Set exercise: Find each line with the word "Revamp" and copy it.

[Stored items from a collection]

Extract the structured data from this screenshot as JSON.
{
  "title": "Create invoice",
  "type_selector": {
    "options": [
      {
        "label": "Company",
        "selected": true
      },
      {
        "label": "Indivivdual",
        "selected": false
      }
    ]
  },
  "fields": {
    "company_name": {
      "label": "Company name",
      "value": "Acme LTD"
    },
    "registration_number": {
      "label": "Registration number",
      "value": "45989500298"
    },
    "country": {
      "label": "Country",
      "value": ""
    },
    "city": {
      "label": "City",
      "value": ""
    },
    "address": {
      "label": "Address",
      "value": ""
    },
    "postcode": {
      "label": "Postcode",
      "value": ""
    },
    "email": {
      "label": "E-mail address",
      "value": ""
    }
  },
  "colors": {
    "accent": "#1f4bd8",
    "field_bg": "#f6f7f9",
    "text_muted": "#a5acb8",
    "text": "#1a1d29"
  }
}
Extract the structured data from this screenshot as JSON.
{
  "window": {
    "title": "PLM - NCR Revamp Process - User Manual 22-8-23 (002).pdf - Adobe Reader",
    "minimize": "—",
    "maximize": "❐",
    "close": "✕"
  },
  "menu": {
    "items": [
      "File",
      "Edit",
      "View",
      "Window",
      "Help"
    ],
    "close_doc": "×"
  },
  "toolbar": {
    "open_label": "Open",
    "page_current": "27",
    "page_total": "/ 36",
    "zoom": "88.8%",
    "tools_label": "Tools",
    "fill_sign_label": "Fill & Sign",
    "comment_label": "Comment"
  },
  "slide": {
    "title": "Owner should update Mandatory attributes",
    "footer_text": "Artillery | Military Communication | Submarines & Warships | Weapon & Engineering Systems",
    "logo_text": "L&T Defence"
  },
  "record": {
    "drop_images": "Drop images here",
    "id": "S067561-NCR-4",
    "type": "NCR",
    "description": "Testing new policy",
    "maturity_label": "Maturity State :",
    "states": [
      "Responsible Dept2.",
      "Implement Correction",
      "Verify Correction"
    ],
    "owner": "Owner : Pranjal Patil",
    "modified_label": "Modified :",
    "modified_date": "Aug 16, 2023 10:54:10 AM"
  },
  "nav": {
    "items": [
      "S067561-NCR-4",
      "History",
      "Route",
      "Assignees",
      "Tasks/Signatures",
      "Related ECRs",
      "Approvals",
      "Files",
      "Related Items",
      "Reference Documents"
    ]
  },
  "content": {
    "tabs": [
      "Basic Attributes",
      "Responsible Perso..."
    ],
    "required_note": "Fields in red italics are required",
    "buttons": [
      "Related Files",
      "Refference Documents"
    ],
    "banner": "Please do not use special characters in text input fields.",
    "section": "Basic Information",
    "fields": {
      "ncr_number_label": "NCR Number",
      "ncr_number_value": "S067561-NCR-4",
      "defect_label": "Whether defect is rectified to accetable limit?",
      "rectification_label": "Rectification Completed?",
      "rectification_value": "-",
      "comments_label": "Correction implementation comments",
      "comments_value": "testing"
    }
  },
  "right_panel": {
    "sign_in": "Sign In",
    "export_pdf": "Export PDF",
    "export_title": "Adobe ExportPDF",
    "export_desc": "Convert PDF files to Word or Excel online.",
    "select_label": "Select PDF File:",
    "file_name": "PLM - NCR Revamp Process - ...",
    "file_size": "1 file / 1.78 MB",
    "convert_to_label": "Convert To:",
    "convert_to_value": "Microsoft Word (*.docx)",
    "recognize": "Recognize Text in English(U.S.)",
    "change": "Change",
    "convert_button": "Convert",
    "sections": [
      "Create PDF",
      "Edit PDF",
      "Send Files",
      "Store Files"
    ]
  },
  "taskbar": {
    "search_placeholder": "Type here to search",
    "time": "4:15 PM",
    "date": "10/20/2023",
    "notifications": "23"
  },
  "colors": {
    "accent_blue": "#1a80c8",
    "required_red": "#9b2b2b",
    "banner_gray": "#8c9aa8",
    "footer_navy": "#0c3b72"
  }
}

Answer to this exercise:
    "title": "PLM - NCR Revamp Process - User Manual 22-8-23 (002).pdf - Adobe Reader",
    "file_name": "PLM - NCR Revamp Process - ...",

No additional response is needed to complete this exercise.